# DATA SECTION start

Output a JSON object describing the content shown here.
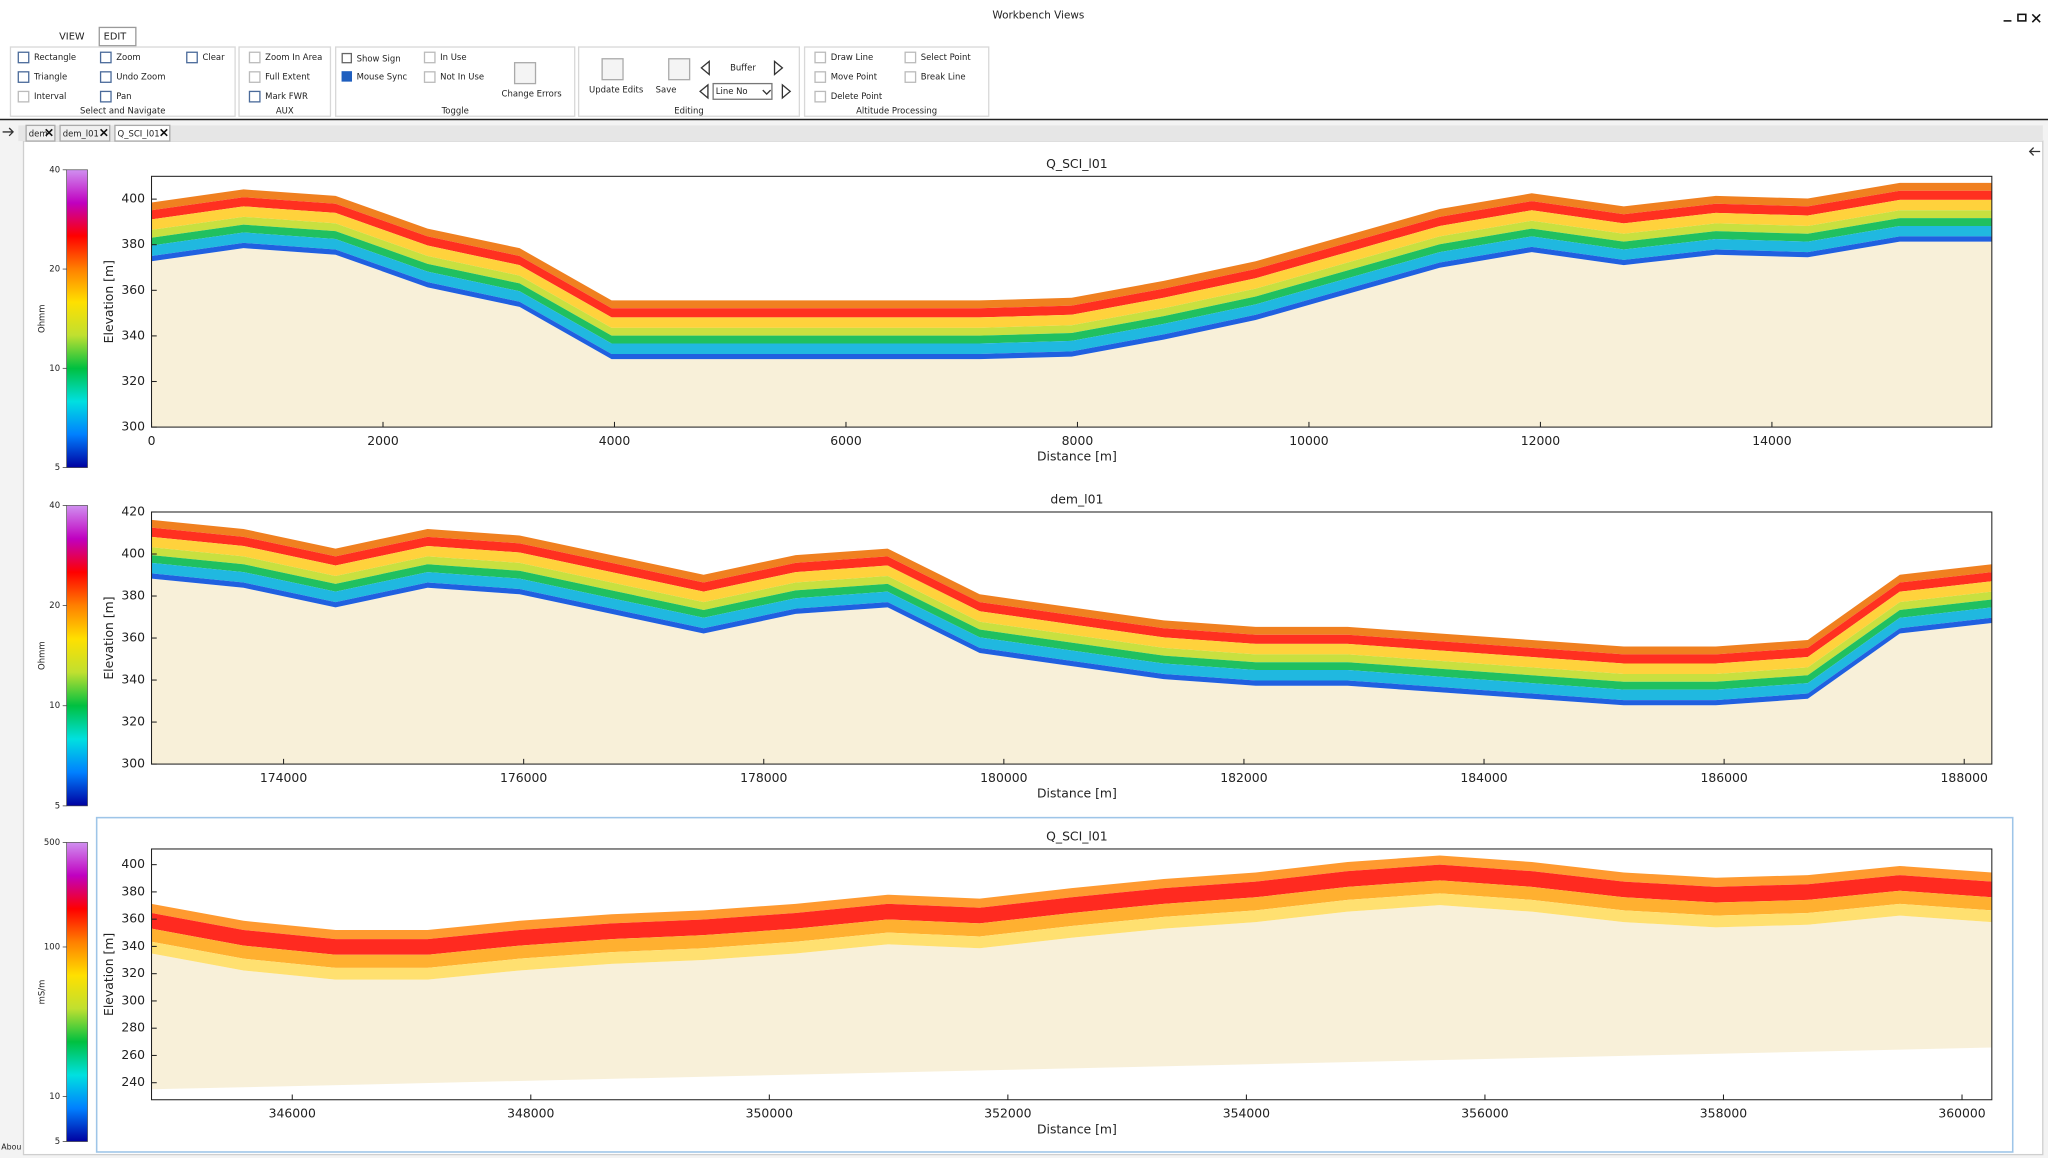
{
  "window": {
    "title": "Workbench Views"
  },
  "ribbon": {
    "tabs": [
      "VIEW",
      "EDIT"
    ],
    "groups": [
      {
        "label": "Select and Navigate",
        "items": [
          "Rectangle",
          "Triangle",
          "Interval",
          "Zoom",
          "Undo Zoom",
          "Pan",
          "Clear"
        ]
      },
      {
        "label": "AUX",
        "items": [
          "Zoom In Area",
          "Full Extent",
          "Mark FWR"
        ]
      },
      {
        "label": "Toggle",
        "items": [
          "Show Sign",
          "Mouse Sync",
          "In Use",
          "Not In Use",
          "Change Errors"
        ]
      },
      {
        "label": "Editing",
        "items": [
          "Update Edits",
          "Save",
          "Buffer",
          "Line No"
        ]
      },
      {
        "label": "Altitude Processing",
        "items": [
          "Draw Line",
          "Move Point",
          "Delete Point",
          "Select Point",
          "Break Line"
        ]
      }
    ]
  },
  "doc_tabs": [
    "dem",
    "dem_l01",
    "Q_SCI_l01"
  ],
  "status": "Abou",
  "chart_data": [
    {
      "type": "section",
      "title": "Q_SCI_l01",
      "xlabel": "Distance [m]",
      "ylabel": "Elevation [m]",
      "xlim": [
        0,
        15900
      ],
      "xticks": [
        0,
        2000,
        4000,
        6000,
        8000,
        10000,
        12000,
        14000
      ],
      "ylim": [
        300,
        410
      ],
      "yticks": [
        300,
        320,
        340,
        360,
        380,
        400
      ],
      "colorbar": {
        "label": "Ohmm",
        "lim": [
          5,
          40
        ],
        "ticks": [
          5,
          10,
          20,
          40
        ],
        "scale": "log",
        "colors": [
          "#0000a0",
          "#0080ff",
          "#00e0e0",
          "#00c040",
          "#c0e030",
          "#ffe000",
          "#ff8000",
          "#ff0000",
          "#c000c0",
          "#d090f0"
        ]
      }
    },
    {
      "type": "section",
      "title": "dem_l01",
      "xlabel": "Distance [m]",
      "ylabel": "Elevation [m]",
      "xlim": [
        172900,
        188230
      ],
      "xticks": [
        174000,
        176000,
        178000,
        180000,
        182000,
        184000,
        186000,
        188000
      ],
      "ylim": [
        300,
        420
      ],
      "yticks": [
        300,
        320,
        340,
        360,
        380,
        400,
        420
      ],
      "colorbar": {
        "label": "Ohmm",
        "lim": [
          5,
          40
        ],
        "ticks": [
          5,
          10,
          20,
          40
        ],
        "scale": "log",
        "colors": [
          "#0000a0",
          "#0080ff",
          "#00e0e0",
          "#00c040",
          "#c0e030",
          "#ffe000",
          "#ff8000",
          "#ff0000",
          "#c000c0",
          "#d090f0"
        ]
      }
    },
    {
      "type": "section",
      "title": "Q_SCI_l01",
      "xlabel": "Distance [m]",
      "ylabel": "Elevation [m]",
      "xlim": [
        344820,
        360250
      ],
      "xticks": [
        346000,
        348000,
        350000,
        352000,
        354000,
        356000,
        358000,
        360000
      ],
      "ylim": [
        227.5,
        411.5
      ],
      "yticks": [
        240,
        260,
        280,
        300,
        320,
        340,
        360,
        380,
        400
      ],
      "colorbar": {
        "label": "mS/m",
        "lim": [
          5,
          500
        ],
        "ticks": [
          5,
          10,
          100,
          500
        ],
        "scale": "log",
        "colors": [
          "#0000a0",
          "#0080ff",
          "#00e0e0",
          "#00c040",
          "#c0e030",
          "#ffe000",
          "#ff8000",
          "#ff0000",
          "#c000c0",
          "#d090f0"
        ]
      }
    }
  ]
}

# DATA SECTION end

▶ [EXERCISE]:
Without the pictures, repeat all the records word for word.

▶ [ANSWER TO THE EXERCISE]:
Output a JSON object describing the content shown here.
{
  "window": {
    "title": "Workbench Views"
  },
  "ribbon": {
    "tabs": [
      "VIEW",
      "EDIT"
    ],
    "groups": [
      {
        "label": "Select and Navigate",
        "items": [
          "Rectangle",
          "Triangle",
          "Interval",
          "Zoom",
          "Undo Zoom",
          "Pan",
          "Clear"
        ]
      },
      {
        "label": "AUX",
        "items": [
          "Zoom In Area",
          "Full Extent",
          "Mark FWR"
        ]
      },
      {
        "label": "Toggle",
        "items": [
          "Show Sign",
          "Mouse Sync",
          "In Use",
          "Not In Use",
          "Change Errors"
        ]
      },
      {
        "label": "Editing",
        "items": [
          "Update Edits",
          "Save",
          "Buffer",
          "Line No"
        ]
      },
      {
        "label": "Altitude Processing",
        "items": [
          "Draw Line",
          "Move Point",
          "Delete Point",
          "Select Point",
          "Break Line"
        ]
      }
    ]
  },
  "doc_tabs": [
    "dem",
    "dem_l01",
    "Q_SCI_l01"
  ],
  "status": "Abou",
  "chart_data": [
    {
      "type": "section",
      "title": "Q_SCI_l01",
      "xlabel": "Distance [m]",
      "ylabel": "Elevation [m]",
      "xlim": [
        0,
        15900
      ],
      "xticks": [
        0,
        2000,
        4000,
        6000,
        8000,
        10000,
        12000,
        14000
      ],
      "ylim": [
        300,
        410
      ],
      "yticks": [
        300,
        320,
        340,
        360,
        380,
        400
      ],
      "colorbar": {
        "label": "Ohmm",
        "lim": [
          5,
          40
        ],
        "ticks": [
          5,
          10,
          20,
          40
        ],
        "scale": "log",
        "colors": [
          "#0000a0",
          "#0080ff",
          "#00e0e0",
          "#00c040",
          "#c0e030",
          "#ffe000",
          "#ff8000",
          "#ff0000",
          "#c000c0",
          "#d090f0"
        ]
      }
    },
    {
      "type": "section",
      "title": "dem_l01",
      "xlabel": "Distance [m]",
      "ylabel": "Elevation [m]",
      "xlim": [
        172900,
        188230
      ],
      "xticks": [
        174000,
        176000,
        178000,
        180000,
        182000,
        184000,
        186000,
        188000
      ],
      "ylim": [
        300,
        420
      ],
      "yticks": [
        300,
        320,
        340,
        360,
        380,
        400,
        420
      ],
      "colorbar": {
        "label": "Ohmm",
        "lim": [
          5,
          40
        ],
        "ticks": [
          5,
          10,
          20,
          40
        ],
        "scale": "log",
        "colors": [
          "#0000a0",
          "#0080ff",
          "#00e0e0",
          "#00c040",
          "#c0e030",
          "#ffe000",
          "#ff8000",
          "#ff0000",
          "#c000c0",
          "#d090f0"
        ]
      }
    },
    {
      "type": "section",
      "title": "Q_SCI_l01",
      "xlabel": "Distance [m]",
      "ylabel": "Elevation [m]",
      "xlim": [
        344820,
        360250
      ],
      "xticks": [
        346000,
        348000,
        350000,
        352000,
        354000,
        356000,
        358000,
        360000
      ],
      "ylim": [
        227.5,
        411.5
      ],
      "yticks": [
        240,
        260,
        280,
        300,
        320,
        340,
        360,
        380,
        400
      ],
      "colorbar": {
        "label": "mS/m",
        "lim": [
          5,
          500
        ],
        "ticks": [
          5,
          10,
          100,
          500
        ],
        "scale": "log",
        "colors": [
          "#0000a0",
          "#0080ff",
          "#00e0e0",
          "#00c040",
          "#c0e030",
          "#ffe000",
          "#ff8000",
          "#ff0000",
          "#c000c0",
          "#d090f0"
        ]
      }
    }
  ]
}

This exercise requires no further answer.